------ Task inputs ------
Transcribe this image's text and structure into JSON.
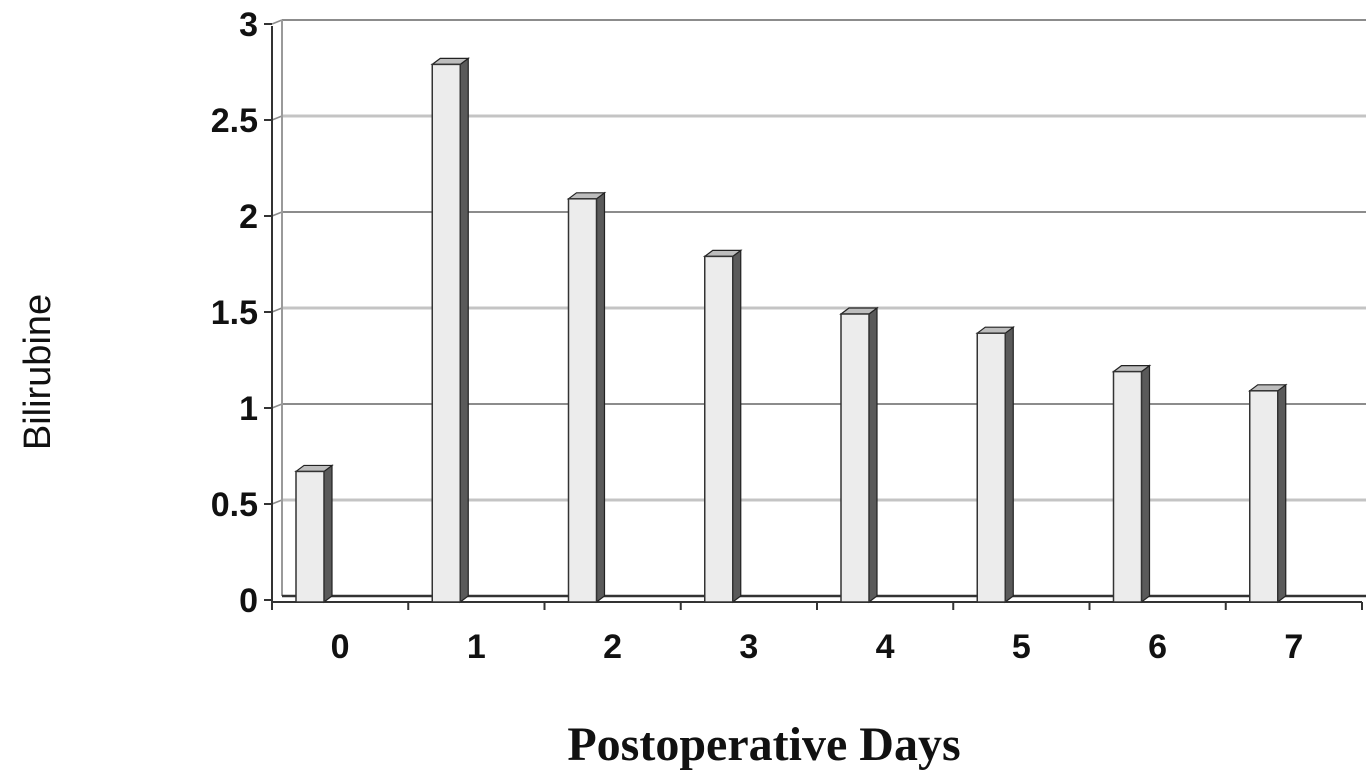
{
  "chart_data": {
    "type": "bar",
    "title": "",
    "xlabel": "Postoperative Days",
    "ylabel": "Bilirubine",
    "categories": [
      "0",
      "1",
      "2",
      "3",
      "4",
      "5",
      "6",
      "7"
    ],
    "values": [
      0.68,
      2.8,
      2.1,
      1.8,
      1.5,
      1.4,
      1.2,
      1.1
    ],
    "ylim": [
      0,
      3
    ],
    "yticks": [
      "0",
      "0.5",
      "1",
      "1.5",
      "2",
      "2.5",
      "3"
    ],
    "grid": true,
    "legend": "none",
    "style": "3d-bars",
    "colors": {
      "bar_face": "#ececec",
      "bar_side": "#5a5a5a",
      "bar_top": "#bdbdbd",
      "gridline": "#8c8c8c",
      "gridline_light": "#c4c4c4",
      "axis": "#333333"
    }
  }
}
------
Write the records out once more, exactly as they appear, with no pictures.

Transcribe this image's text and structure into JSON.
{
  "chart_data": {
    "type": "bar",
    "title": "",
    "xlabel": "Postoperative Days",
    "ylabel": "Bilirubine",
    "categories": [
      "0",
      "1",
      "2",
      "3",
      "4",
      "5",
      "6",
      "7"
    ],
    "values": [
      0.68,
      2.8,
      2.1,
      1.8,
      1.5,
      1.4,
      1.2,
      1.1
    ],
    "ylim": [
      0,
      3
    ],
    "yticks": [
      "0",
      "0.5",
      "1",
      "1.5",
      "2",
      "2.5",
      "3"
    ],
    "grid": true,
    "legend": "none",
    "style": "3d-bars",
    "colors": {
      "bar_face": "#ececec",
      "bar_side": "#5a5a5a",
      "bar_top": "#bdbdbd",
      "gridline": "#8c8c8c",
      "gridline_light": "#c4c4c4",
      "axis": "#333333"
    }
  }
}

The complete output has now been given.